━━━━━ DATA PROVIDED ━━━━━

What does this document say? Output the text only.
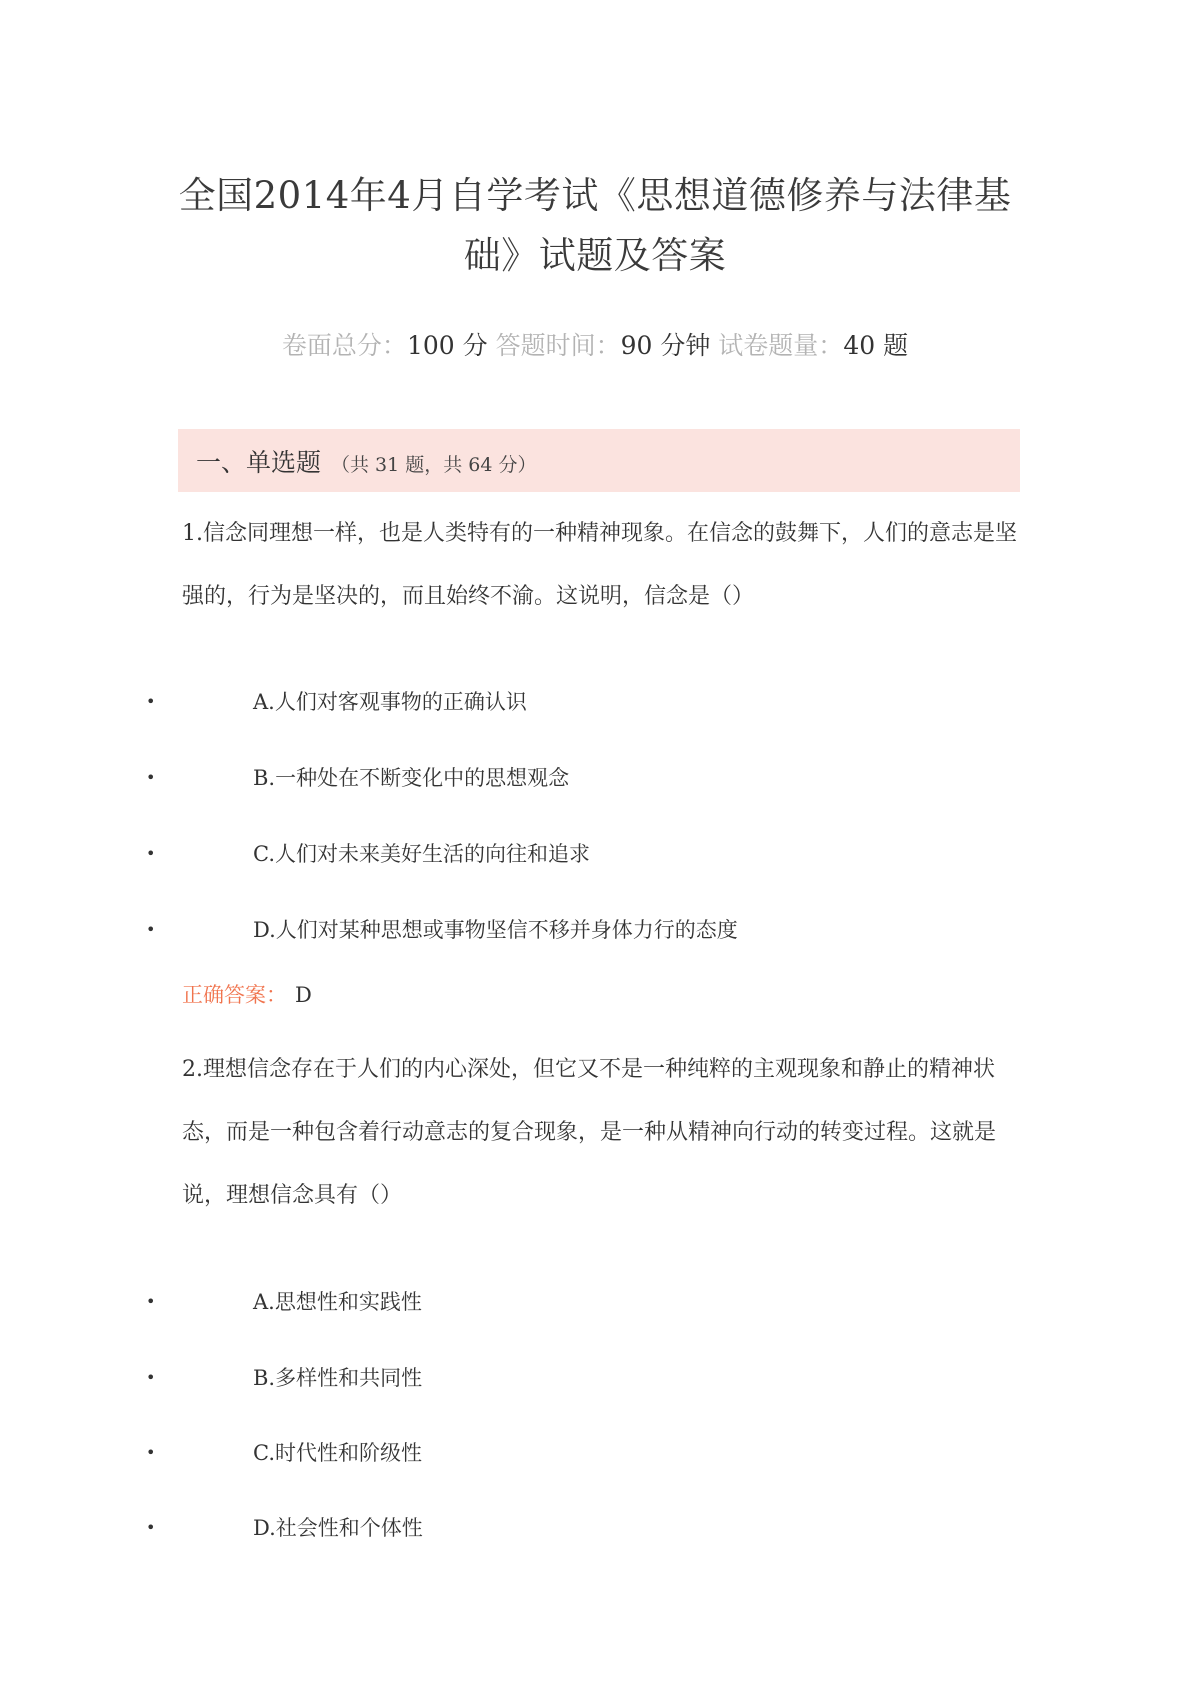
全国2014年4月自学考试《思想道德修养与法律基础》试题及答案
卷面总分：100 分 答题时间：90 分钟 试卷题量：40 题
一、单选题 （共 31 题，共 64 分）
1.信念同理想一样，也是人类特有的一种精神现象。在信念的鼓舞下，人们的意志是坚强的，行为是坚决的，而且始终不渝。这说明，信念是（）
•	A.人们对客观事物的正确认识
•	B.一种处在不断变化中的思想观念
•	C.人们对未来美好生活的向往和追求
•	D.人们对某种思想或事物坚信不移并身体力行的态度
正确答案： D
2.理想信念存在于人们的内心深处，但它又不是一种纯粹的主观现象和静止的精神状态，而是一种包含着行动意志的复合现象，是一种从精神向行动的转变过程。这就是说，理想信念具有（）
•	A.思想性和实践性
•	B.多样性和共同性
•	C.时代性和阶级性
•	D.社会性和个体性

━━━━━

_PROBLEM_. Leave the images out, please, and restate each line word for word.

_THE COMPLETED TASK_.
What does this document say? Output the text only.
全国2014年4月自学考试《思想道德修养与法律基础》试题及答案
卷面总分：100 分 答题时间：90 分钟 试卷题量：40 题
一、单选题 （共 31 题，共 64 分）
1.信念同理想一样，也是人类特有的一种精神现象。在信念的鼓舞下，人们的意志是坚强的，行为是坚决的，而且始终不渝。这说明，信念是（）
•	A.人们对客观事物的正确认识
•	B.一种处在不断变化中的思想观念
•	C.人们对未来美好生活的向往和追求
•	D.人们对某种思想或事物坚信不移并身体力行的态度
正确答案： D
2.理想信念存在于人们的内心深处，但它又不是一种纯粹的主观现象和静止的精神状态，而是一种包含着行动意志的复合现象，是一种从精神向行动的转变过程。这就是说，理想信念具有（）
•	A.思想性和实践性
•	B.多样性和共同性
•	C.时代性和阶级性
•	D.社会性和个体性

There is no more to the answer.